# The task:
Extract the text of each entry below exactly, leaving every image behind.
===== Task material =====
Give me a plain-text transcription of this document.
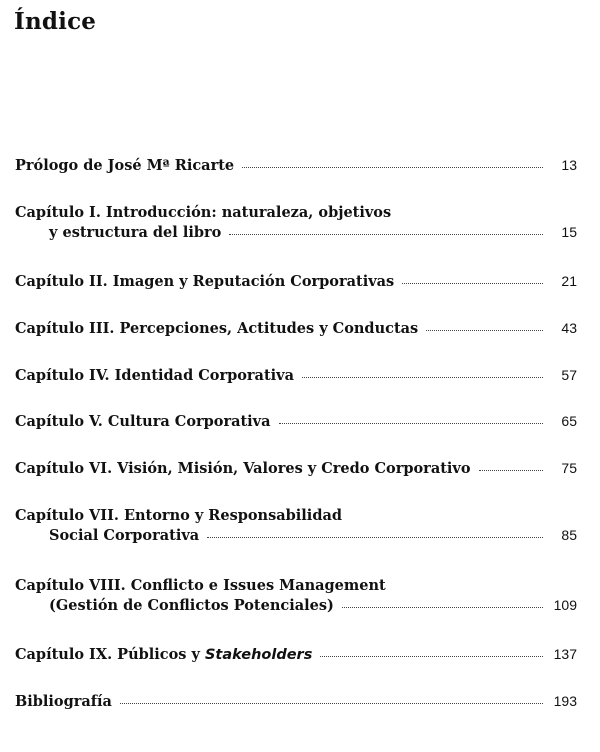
Índice
Prólogo de José Mª Ricarte	13
Capítulo I. Introducción: naturaleza, objetivos
y estructura del libro	15
Capítulo II. Imagen y Reputación Corporativas	21
Capítulo III. Percepciones, Actitudes y Conductas	43
Capítulo IV. Identidad Corporativa	57
Capítulo V. Cultura Corporativa	65
Capítulo VI. Visión, Misión, Valores y Credo Corporativo	75
Capítulo VII. Entorno y Responsabilidad
Social Corporativa	85
Capítulo VIII. Conflicto e Issues Management
(Gestión de Conflictos Potenciales)	109
Capítulo IX. Públicos y Stakeholders	137
Bibliografía	193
=====
# Result for this exercise:
Give me a plain-text transcription of this document.
Índice
Prólogo de José Mª Ricarte	13
Capítulo I. Introducción: naturaleza, objetivos
y estructura del libro	15
Capítulo II. Imagen y Reputación Corporativas	21
Capítulo III. Percepciones, Actitudes y Conductas	43
Capítulo IV. Identidad Corporativa	57
Capítulo V. Cultura Corporativa	65
Capítulo VI. Visión, Misión, Valores y Credo Corporativo	75
Capítulo VII. Entorno y Responsabilidad
Social Corporativa	85
Capítulo VIII. Conflicto e Issues Management
(Gestión de Conflictos Potenciales)	109
Capítulo IX. Públicos y Stakeholders	137
Bibliografía	193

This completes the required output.